▶ MATERIALS PROVIDED:
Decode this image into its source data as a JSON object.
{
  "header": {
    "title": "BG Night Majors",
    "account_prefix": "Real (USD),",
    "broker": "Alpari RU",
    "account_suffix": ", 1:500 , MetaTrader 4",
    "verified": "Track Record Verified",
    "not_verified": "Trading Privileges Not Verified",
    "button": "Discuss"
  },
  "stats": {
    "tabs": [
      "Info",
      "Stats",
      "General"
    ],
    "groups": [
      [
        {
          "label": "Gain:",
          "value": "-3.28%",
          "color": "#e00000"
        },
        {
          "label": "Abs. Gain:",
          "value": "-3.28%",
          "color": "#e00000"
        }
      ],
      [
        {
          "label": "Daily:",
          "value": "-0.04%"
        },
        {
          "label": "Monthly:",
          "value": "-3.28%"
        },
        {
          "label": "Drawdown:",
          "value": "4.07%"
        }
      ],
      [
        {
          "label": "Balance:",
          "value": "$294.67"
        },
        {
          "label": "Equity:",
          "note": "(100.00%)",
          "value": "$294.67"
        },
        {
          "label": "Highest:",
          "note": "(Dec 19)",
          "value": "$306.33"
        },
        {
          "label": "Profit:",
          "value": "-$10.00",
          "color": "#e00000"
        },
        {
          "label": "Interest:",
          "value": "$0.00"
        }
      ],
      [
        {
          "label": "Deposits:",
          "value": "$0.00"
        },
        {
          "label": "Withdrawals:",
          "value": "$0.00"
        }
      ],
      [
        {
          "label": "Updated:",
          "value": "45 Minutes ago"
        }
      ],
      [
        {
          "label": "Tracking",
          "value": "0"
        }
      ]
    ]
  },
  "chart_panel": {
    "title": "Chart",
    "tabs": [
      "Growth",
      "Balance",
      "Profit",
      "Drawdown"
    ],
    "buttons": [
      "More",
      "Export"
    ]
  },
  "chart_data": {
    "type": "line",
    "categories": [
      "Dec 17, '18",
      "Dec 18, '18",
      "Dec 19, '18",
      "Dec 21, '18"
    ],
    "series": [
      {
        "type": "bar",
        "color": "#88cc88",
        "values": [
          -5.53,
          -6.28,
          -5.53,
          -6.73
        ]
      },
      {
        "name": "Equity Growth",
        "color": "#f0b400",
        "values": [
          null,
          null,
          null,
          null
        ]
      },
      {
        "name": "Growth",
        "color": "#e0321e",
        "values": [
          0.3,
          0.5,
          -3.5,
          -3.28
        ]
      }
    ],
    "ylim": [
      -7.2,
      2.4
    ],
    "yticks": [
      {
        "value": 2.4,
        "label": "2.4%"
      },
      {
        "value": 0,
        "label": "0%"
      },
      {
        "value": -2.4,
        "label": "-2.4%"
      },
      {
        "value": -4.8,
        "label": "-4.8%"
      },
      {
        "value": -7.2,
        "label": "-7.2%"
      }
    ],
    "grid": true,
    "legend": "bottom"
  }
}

▶ GIVEN TASK: Write out every entry verbatim.

▶ EXERCISE RESULT:
Decode this image into its source data as a JSON object.
{
  "header": {
    "title": "BG Night Majors",
    "account_prefix": "Real (USD),",
    "broker": "Alpari RU",
    "account_suffix": ", 1:500 , MetaTrader 4",
    "verified": "Track Record Verified",
    "not_verified": "Trading Privileges Not Verified",
    "button": "Discuss"
  },
  "stats": {
    "tabs": [
      "Info",
      "Stats",
      "General"
    ],
    "groups": [
      [
        {
          "label": "Gain:",
          "value": "-3.28%",
          "color": "#e00000"
        },
        {
          "label": "Abs. Gain:",
          "value": "-3.28%",
          "color": "#e00000"
        }
      ],
      [
        {
          "label": "Daily:",
          "value": "-0.04%"
        },
        {
          "label": "Monthly:",
          "value": "-3.28%"
        },
        {
          "label": "Drawdown:",
          "value": "4.07%"
        }
      ],
      [
        {
          "label": "Balance:",
          "value": "$294.67"
        },
        {
          "label": "Equity:",
          "note": "(100.00%)",
          "value": "$294.67"
        },
        {
          "label": "Highest:",
          "note": "(Dec 19)",
          "value": "$306.33"
        },
        {
          "label": "Profit:",
          "value": "-$10.00",
          "color": "#e00000"
        },
        {
          "label": "Interest:",
          "value": "$0.00"
        }
      ],
      [
        {
          "label": "Deposits:",
          "value": "$0.00"
        },
        {
          "label": "Withdrawals:",
          "value": "$0.00"
        }
      ],
      [
        {
          "label": "Updated:",
          "value": "45 Minutes ago"
        }
      ],
      [
        {
          "label": "Tracking",
          "value": "0"
        }
      ]
    ]
  },
  "chart_panel": {
    "title": "Chart",
    "tabs": [
      "Growth",
      "Balance",
      "Profit",
      "Drawdown"
    ],
    "buttons": [
      "More",
      "Export"
    ]
  },
  "chart_data": {
    "type": "line",
    "categories": [
      "Dec 17, '18",
      "Dec 18, '18",
      "Dec 19, '18",
      "Dec 21, '18"
    ],
    "series": [
      {
        "type": "bar",
        "color": "#88cc88",
        "values": [
          -5.53,
          -6.28,
          -5.53,
          -6.73
        ]
      },
      {
        "name": "Equity Growth",
        "color": "#f0b400",
        "values": [
          null,
          null,
          null,
          null
        ]
      },
      {
        "name": "Growth",
        "color": "#e0321e",
        "values": [
          0.3,
          0.5,
          -3.5,
          -3.28
        ]
      }
    ],
    "ylim": [
      -7.2,
      2.4
    ],
    "yticks": [
      {
        "value": 2.4,
        "label": "2.4%"
      },
      {
        "value": 0,
        "label": "0%"
      },
      {
        "value": -2.4,
        "label": "-2.4%"
      },
      {
        "value": -4.8,
        "label": "-4.8%"
      },
      {
        "value": -7.2,
        "label": "-7.2%"
      }
    ],
    "grid": true,
    "legend": "bottom"
  }
}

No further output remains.